Each line that holds the word "title" is to be identified and copied.

====================

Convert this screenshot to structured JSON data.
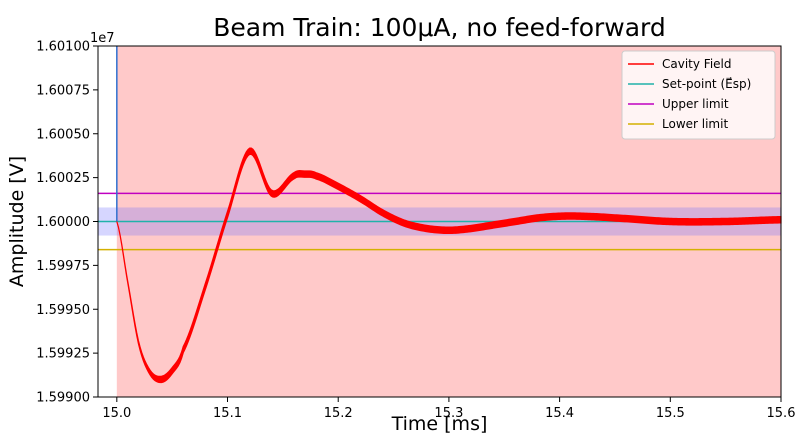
{
  "chart_data": {
    "type": "line",
    "title": "Beam Train: 100μA, no feed-forward",
    "xlabel": "Time [ms]",
    "ylabel": "Amplitude [V]",
    "y_offset_label": "1e7",
    "xlim": [
      14.983,
      15.6
    ],
    "ylim": [
      1.599,
      1.601
    ],
    "x_ticks": [
      15.0,
      15.1,
      15.2,
      15.3,
      15.4,
      15.5,
      15.6
    ],
    "x_tick_labels": [
      "15.0",
      "15.1",
      "15.2",
      "15.3",
      "15.4",
      "15.5",
      "15.6"
    ],
    "y_ticks": [
      1.599,
      1.59925,
      1.5995,
      1.59975,
      1.6,
      1.60025,
      1.6005,
      1.60075,
      1.601
    ],
    "y_tick_labels": [
      "1.59900",
      "1.59925",
      "1.59950",
      "1.59975",
      "1.60000",
      "1.60025",
      "1.60050",
      "1.60075",
      "1.60100"
    ],
    "regions": [
      {
        "name": "beam-on-region",
        "x_start": 15.0,
        "x_end": 15.6,
        "color": "#ffc9c9"
      },
      {
        "name": "tolerance-band",
        "y_min": 1.59992,
        "y_max": 1.60008,
        "color": "#6a6aff",
        "opacity": 0.28
      }
    ],
    "series": [
      {
        "name": "Cavity Field",
        "color": "#ff0000",
        "x": [
          15.0,
          15.01,
          15.02,
          15.03,
          15.04,
          15.05,
          15.06,
          15.08,
          15.1,
          15.12,
          15.14,
          15.16,
          15.17,
          15.18,
          15.2,
          15.22,
          15.24,
          15.26,
          15.28,
          15.3,
          15.32,
          15.34,
          15.36,
          15.38,
          15.4,
          15.42,
          15.45,
          15.5,
          15.55,
          15.6
        ],
        "values": [
          1.6,
          1.59965,
          1.5993,
          1.59914,
          1.5991,
          1.59915,
          1.59927,
          1.59963,
          1.60004,
          1.6004,
          1.60016,
          1.60026,
          1.60027,
          1.60026,
          1.6002,
          1.60013,
          1.60005,
          1.59999,
          1.59996,
          1.59995,
          1.59996,
          1.59998,
          1.6,
          1.60002,
          1.60003,
          1.60003,
          1.60002,
          1.6,
          1.6,
          1.60001
        ],
        "envelope_halfwidth_start": 0.0,
        "envelope_halfwidth_end": 1.8e-05
      },
      {
        "name": "Set-point (E⃗sp)",
        "color": "#20b2aa",
        "constant": 1.6
      },
      {
        "name": "Upper limit",
        "color": "#c000c0",
        "constant": 1.60016
      },
      {
        "name": "Lower limit",
        "color": "#d4b000",
        "constant": 1.59984
      },
      {
        "name": "Beam-on marker",
        "color": "#3070d0",
        "x_constant": 15.0
      }
    ],
    "legend": {
      "position": "top-right",
      "entries": [
        {
          "label": "Cavity Field",
          "color": "#ff0000"
        },
        {
          "label": "Set-point (E⃗sp)",
          "color": "#20b2aa"
        },
        {
          "label": "Upper limit",
          "color": "#c000c0"
        },
        {
          "label": "Lower limit",
          "color": "#d4b000"
        }
      ]
    }
  }
}
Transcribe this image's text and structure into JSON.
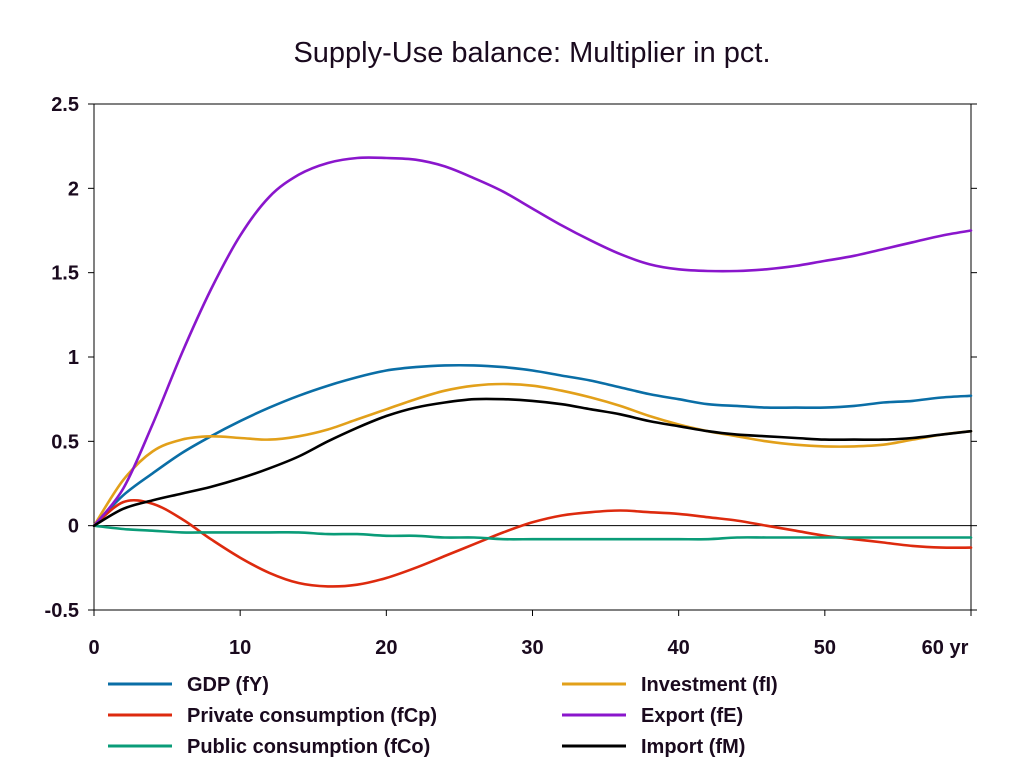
{
  "chart_data": {
    "type": "line",
    "title": "Supply-Use balance: Multiplier in pct.",
    "x_unit_label": "yr",
    "xlim": [
      0,
      60
    ],
    "ylim": [
      -0.5,
      2.5
    ],
    "x_ticks": [
      0,
      10,
      20,
      30,
      40,
      50,
      60
    ],
    "y_ticks": [
      -0.5,
      0,
      0.5,
      1,
      1.5,
      2,
      2.5
    ],
    "x_tick_labels": [
      "0",
      "10",
      "20",
      "30",
      "40",
      "50",
      "60 yr"
    ],
    "y_tick_labels": [
      "-0.5",
      "0",
      "0.5",
      "1",
      "1.5",
      "2",
      "2.5"
    ],
    "grid": false,
    "zero_line": true,
    "legend_position": "bottom",
    "x": [
      0,
      2,
      4,
      6,
      8,
      10,
      12,
      14,
      16,
      18,
      20,
      22,
      24,
      26,
      28,
      30,
      32,
      34,
      36,
      38,
      40,
      42,
      44,
      46,
      48,
      50,
      52,
      54,
      56,
      58,
      60
    ],
    "series": [
      {
        "name": "GDP (fY)",
        "color": "#0a6ea6",
        "values": [
          0,
          0.18,
          0.31,
          0.43,
          0.53,
          0.62,
          0.7,
          0.77,
          0.83,
          0.88,
          0.92,
          0.94,
          0.95,
          0.95,
          0.94,
          0.92,
          0.89,
          0.86,
          0.82,
          0.78,
          0.75,
          0.72,
          0.71,
          0.7,
          0.7,
          0.7,
          0.71,
          0.73,
          0.74,
          0.76,
          0.77
        ]
      },
      {
        "name": "Investment (fI)",
        "color": "#e2a01a",
        "values": [
          0,
          0.27,
          0.44,
          0.51,
          0.53,
          0.52,
          0.51,
          0.53,
          0.57,
          0.63,
          0.69,
          0.75,
          0.8,
          0.83,
          0.84,
          0.83,
          0.8,
          0.76,
          0.71,
          0.65,
          0.6,
          0.56,
          0.53,
          0.5,
          0.48,
          0.47,
          0.47,
          0.48,
          0.51,
          0.54,
          0.56
        ]
      },
      {
        "name": "Private consumption (fCp)",
        "color": "#dd2a0e",
        "values": [
          0,
          0.14,
          0.13,
          0.04,
          -0.08,
          -0.19,
          -0.28,
          -0.34,
          -0.36,
          -0.35,
          -0.31,
          -0.25,
          -0.18,
          -0.11,
          -0.04,
          0.02,
          0.06,
          0.08,
          0.09,
          0.08,
          0.07,
          0.05,
          0.03,
          0,
          -0.03,
          -0.06,
          -0.08,
          -0.1,
          -0.12,
          -0.13,
          -0.13
        ]
      },
      {
        "name": "Export (fE)",
        "color": "#8a16cc",
        "values": [
          0,
          0.22,
          0.6,
          1.02,
          1.4,
          1.72,
          1.95,
          2.08,
          2.15,
          2.18,
          2.18,
          2.17,
          2.13,
          2.06,
          1.98,
          1.88,
          1.78,
          1.69,
          1.61,
          1.55,
          1.52,
          1.51,
          1.51,
          1.52,
          1.54,
          1.57,
          1.6,
          1.64,
          1.68,
          1.72,
          1.75
        ]
      },
      {
        "name": "Public consumption (fCo)",
        "color": "#0a9c78",
        "values": [
          0,
          -0.02,
          -0.03,
          -0.04,
          -0.04,
          -0.04,
          -0.04,
          -0.04,
          -0.05,
          -0.05,
          -0.06,
          -0.06,
          -0.07,
          -0.07,
          -0.08,
          -0.08,
          -0.08,
          -0.08,
          -0.08,
          -0.08,
          -0.08,
          -0.08,
          -0.07,
          -0.07,
          -0.07,
          -0.07,
          -0.07,
          -0.07,
          -0.07,
          -0.07,
          -0.07
        ]
      },
      {
        "name": "Import (fM)",
        "color": "#000000",
        "values": [
          0,
          0.1,
          0.15,
          0.19,
          0.23,
          0.28,
          0.34,
          0.41,
          0.5,
          0.58,
          0.65,
          0.7,
          0.73,
          0.75,
          0.75,
          0.74,
          0.72,
          0.69,
          0.66,
          0.62,
          0.59,
          0.56,
          0.54,
          0.53,
          0.52,
          0.51,
          0.51,
          0.51,
          0.52,
          0.54,
          0.56
        ]
      }
    ]
  }
}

====================

- Full solution:
    "title": "Beam Train: 100μA, no feed-forward",
    "title": "Supply-Use balance: Multiplier in pct.",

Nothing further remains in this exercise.